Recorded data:
════

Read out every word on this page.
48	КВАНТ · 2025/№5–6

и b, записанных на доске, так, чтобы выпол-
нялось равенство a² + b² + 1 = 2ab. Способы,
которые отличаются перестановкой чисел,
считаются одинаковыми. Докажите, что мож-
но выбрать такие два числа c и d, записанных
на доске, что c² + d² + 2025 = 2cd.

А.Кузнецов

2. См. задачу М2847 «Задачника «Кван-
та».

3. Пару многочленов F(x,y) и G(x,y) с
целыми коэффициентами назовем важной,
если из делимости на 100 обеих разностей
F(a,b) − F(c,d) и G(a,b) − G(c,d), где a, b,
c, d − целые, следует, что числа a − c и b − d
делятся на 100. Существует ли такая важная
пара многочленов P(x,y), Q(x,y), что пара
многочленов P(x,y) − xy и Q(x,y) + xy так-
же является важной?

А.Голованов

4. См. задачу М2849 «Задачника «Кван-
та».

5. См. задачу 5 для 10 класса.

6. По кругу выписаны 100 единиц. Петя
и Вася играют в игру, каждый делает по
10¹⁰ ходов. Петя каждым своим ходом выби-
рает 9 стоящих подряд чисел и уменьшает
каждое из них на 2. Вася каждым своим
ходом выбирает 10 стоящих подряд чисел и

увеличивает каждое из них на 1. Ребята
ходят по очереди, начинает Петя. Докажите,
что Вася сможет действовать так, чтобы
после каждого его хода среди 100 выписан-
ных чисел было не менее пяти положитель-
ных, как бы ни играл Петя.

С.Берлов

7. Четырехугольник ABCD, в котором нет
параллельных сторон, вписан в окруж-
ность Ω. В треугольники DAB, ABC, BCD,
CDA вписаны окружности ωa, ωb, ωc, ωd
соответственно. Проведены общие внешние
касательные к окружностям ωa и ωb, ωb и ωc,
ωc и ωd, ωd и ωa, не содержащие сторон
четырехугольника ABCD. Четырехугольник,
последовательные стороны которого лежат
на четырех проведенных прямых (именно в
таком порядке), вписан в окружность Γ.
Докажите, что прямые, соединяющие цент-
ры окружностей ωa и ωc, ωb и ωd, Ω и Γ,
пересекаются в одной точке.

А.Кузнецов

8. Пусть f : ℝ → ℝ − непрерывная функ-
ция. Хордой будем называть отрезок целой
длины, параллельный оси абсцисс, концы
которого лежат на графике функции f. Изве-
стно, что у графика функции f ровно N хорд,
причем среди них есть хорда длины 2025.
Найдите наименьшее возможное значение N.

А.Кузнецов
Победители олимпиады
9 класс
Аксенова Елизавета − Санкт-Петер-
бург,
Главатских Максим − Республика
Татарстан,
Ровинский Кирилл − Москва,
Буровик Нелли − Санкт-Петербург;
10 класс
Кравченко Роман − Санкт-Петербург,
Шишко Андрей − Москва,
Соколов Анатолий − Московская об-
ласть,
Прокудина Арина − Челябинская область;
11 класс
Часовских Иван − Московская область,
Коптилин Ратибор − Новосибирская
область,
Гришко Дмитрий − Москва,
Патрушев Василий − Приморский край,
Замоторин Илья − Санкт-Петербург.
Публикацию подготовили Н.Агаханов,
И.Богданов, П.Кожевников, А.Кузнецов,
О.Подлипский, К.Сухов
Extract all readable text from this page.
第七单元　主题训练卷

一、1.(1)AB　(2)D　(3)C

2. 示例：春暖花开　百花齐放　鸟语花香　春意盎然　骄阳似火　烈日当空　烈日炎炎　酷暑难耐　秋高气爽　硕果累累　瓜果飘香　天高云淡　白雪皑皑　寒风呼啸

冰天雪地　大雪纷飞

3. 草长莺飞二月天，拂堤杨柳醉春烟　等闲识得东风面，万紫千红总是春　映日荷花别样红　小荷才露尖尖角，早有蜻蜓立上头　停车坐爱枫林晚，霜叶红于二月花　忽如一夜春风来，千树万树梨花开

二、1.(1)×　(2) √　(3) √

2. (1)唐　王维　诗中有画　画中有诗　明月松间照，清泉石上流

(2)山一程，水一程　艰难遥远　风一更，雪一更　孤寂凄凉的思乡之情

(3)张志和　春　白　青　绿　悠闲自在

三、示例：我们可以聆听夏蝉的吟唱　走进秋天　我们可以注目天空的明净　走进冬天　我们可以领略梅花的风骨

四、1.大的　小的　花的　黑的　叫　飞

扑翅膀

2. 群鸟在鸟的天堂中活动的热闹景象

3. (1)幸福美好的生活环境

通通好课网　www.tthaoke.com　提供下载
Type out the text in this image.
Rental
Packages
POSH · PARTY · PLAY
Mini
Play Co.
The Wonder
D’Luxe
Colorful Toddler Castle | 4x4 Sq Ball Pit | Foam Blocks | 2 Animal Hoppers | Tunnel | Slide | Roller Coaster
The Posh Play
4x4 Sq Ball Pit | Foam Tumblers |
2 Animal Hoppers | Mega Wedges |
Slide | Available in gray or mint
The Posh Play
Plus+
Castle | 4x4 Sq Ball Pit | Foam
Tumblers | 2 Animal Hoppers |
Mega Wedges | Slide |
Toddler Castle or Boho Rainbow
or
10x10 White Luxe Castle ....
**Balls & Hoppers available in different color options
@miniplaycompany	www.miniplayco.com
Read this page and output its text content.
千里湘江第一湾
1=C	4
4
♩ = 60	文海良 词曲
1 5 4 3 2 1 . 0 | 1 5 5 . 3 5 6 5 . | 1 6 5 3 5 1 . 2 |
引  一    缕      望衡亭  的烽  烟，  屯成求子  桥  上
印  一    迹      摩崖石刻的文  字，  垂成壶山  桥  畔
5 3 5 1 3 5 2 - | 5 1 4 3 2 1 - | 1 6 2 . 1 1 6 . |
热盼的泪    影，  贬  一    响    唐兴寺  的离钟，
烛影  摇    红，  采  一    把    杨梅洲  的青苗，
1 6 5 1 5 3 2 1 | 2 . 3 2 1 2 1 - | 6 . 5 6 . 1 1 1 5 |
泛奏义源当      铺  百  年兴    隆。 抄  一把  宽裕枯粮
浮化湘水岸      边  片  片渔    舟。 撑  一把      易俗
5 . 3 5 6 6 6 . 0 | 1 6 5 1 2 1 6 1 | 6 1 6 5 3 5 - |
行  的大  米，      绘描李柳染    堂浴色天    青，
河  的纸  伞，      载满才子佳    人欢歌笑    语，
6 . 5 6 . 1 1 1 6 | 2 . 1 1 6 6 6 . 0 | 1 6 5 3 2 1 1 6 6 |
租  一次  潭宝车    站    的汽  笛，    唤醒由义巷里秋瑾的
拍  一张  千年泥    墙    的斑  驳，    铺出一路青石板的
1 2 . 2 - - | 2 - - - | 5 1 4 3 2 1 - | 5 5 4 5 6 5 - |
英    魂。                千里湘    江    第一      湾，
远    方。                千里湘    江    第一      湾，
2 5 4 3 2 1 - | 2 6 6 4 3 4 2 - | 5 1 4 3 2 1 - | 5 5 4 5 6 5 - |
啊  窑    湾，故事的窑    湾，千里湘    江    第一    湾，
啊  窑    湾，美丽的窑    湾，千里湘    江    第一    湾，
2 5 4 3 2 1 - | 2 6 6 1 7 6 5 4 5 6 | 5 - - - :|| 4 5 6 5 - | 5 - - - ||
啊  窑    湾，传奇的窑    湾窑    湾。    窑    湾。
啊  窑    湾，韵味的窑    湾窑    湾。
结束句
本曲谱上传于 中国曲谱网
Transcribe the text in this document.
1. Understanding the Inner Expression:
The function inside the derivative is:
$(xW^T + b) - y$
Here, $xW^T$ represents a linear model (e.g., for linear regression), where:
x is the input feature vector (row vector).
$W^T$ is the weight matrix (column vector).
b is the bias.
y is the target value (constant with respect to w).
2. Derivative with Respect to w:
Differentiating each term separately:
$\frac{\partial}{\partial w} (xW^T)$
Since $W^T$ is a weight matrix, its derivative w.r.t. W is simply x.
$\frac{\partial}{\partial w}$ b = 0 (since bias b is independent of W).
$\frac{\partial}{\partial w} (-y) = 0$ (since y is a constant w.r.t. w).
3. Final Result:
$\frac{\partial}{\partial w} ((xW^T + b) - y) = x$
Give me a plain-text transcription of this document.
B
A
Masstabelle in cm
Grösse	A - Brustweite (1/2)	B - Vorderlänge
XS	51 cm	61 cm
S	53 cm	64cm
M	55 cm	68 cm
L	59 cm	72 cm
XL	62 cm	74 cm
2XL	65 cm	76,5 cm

════

In the records above, find the line containing "Give me a plain-text"; please retype it and every line after it through the last line, exactly and with nothing else.

Give me a plain-text transcription of this document.
B
A
Masstabelle in cm
Grösse	A - Brustweite (1/2)	B - Vorderlänge
XS	51 cm	61 cm
S	53 cm	64cm
M	55 cm	68 cm
L	59 cm	72 cm
XL	62 cm	74 cm
2XL	65 cm	76,5 cm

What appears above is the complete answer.